--- EXERCISE GOAL ---
Restate the entries below verbatim.

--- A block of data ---
------------------------------------------------------------------------

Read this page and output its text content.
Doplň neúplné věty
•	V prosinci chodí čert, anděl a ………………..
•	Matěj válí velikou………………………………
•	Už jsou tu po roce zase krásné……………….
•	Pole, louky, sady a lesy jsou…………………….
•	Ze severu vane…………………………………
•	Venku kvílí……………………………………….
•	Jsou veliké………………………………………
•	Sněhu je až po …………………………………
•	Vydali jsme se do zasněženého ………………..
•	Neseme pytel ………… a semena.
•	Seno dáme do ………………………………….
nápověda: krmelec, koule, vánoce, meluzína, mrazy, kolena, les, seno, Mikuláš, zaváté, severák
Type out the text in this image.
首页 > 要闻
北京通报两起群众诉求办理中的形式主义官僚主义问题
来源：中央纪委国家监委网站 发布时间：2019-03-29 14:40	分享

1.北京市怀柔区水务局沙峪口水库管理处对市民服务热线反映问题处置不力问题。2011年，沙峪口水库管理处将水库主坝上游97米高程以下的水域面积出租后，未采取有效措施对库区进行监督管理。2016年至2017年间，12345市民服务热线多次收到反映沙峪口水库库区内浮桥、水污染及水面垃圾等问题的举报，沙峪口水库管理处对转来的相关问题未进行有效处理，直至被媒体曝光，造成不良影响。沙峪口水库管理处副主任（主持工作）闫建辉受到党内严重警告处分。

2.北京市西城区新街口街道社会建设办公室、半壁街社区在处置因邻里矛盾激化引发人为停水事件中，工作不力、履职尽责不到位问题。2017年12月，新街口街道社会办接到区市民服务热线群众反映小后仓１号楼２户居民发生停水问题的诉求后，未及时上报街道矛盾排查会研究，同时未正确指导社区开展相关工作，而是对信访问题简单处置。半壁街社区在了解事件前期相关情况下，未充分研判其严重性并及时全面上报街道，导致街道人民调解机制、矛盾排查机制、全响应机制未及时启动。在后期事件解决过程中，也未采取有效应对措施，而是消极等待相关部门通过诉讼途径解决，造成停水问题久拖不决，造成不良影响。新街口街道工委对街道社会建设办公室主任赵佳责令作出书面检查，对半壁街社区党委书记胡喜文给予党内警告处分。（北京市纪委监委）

------------------------------------------------------------------------

--- FINAL RESULT ---
Read this page and output its text content.
Doplň neúplné věty
•	V prosinci chodí čert, anděl a ………………..
•	Matěj válí velikou………………………………
•	Už jsou tu po roce zase krásné……………….
•	Pole, louky, sady a lesy jsou…………………….
•	Ze severu vane…………………………………
•	Venku kvílí……………………………………….
•	Jsou veliké………………………………………
•	Sněhu je až po …………………………………
•	Vydali jsme se do zasněženého ………………..
•	Neseme pytel ………… a semena.
•	Seno dáme do ………………………………….
nápověda: krmelec, koule, vánoce, meluzína, mrazy, kolena, les, seno, Mikuláš, zaváté, severák
Type out the text in this image.
首页 > 要闻
北京通报两起群众诉求办理中的形式主义官僚主义问题
来源：中央纪委国家监委网站 发布时间：2019-03-29 14:40	分享

1.北京市怀柔区水务局沙峪口水库管理处对市民服务热线反映问题处置不力问题。2011年，沙峪口水库管理处将水库主坝上游97米高程以下的水域面积出租后，未采取有效措施对库区进行监督管理。2016年至2017年间，12345市民服务热线多次收到反映沙峪口水库库区内浮桥、水污染及水面垃圾等问题的举报，沙峪口水库管理处对转来的相关问题未进行有效处理，直至被媒体曝光，造成不良影响。沙峪口水库管理处副主任（主持工作）闫建辉受到党内严重警告处分。

2.北京市西城区新街口街道社会建设办公室、半壁街社区在处置因邻里矛盾激化引发人为停水事件中，工作不力、履职尽责不到位问题。2017年12月，新街口街道社会办接到区市民服务热线群众反映小后仓１号楼２户居民发生停水问题的诉求后，未及时上报街道矛盾排查会研究，同时未正确指导社区开展相关工作，而是对信访问题简单处置。半壁街社区在了解事件前期相关情况下，未充分研判其严重性并及时全面上报街道，导致街道人民调解机制、矛盾排查机制、全响应机制未及时启动。在后期事件解决过程中，也未采取有效应对措施，而是消极等待相关部门通过诉讼途径解决，造成停水问题久拖不决，造成不良影响。新街口街道工委对街道社会建设办公室主任赵佳责令作出书面检查，对半壁街社区党委书记胡喜文给予党内警告处分。（北京市纪委监委）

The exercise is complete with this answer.